» STATED TASK
Check each line of the records below for the word "history" and copy those where it appears.

» SUPPLIED ENTRIES
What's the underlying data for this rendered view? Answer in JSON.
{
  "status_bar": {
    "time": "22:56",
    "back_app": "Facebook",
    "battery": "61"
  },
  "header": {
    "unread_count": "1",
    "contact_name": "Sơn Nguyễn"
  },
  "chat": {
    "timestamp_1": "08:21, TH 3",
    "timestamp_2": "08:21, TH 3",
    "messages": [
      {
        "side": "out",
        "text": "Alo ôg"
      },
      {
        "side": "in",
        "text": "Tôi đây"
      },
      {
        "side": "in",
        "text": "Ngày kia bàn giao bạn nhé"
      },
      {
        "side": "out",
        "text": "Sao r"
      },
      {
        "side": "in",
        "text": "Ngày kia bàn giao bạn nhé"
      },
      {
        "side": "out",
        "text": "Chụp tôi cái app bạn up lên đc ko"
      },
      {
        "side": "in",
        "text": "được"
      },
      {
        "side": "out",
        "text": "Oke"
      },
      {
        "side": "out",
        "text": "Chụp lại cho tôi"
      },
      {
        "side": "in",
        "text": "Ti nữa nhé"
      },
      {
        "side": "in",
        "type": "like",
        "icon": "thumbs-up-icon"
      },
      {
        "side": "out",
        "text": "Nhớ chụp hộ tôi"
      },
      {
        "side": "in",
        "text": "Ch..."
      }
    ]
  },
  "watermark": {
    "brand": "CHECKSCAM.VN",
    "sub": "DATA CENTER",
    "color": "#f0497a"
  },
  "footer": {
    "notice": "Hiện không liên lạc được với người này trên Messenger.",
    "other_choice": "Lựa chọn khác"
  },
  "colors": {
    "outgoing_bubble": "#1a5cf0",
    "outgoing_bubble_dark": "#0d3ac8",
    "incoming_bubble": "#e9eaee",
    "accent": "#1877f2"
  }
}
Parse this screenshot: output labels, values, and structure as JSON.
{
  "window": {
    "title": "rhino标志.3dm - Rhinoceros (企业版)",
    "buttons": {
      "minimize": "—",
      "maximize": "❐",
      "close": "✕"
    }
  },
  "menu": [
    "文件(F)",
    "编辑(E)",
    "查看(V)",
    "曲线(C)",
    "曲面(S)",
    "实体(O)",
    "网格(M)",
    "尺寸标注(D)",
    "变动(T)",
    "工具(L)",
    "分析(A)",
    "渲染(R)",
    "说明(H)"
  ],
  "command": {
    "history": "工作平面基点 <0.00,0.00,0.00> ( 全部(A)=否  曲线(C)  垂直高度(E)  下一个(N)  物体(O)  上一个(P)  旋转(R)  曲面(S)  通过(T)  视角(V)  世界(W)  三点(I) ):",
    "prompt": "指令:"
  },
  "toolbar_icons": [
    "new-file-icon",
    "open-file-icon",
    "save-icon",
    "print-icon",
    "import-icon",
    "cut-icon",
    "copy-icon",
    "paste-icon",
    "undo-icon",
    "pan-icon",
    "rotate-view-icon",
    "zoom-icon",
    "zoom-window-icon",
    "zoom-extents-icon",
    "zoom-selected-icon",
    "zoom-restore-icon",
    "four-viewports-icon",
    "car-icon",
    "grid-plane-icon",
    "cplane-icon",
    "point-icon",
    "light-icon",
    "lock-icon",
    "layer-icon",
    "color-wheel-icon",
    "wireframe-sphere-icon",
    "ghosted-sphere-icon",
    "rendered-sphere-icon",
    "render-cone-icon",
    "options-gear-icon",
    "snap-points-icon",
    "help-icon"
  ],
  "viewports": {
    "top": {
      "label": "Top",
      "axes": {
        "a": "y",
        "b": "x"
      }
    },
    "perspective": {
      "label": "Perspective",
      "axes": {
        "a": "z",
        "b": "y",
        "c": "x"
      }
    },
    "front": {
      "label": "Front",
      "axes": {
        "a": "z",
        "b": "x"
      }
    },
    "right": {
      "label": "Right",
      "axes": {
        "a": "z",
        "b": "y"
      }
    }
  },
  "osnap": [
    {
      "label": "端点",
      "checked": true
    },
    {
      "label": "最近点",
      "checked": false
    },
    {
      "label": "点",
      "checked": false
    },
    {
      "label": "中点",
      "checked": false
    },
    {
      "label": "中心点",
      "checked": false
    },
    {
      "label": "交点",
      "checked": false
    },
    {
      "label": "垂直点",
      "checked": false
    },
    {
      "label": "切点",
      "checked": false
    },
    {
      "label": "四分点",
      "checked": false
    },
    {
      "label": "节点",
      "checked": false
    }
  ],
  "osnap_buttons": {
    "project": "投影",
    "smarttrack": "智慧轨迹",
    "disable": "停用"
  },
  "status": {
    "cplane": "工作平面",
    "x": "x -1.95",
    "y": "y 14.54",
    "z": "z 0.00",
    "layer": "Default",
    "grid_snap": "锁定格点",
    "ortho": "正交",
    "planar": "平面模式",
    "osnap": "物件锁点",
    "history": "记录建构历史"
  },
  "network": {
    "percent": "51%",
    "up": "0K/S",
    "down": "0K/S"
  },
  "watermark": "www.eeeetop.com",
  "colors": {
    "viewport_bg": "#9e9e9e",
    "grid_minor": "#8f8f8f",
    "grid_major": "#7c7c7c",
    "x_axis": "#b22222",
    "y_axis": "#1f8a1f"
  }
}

» TASK RESPONSE
    "history": "工作平面基点 <0.00,0.00,0.00> ( 全部(A)=否  曲线(C)  垂直高度(E)  下一个(N)  物体(O)  上一个(P)  旋转(R)  曲面(S)  通过(T)  视角(V)  世界(W)  三点(I) ):",
    "history": "记录建构历史"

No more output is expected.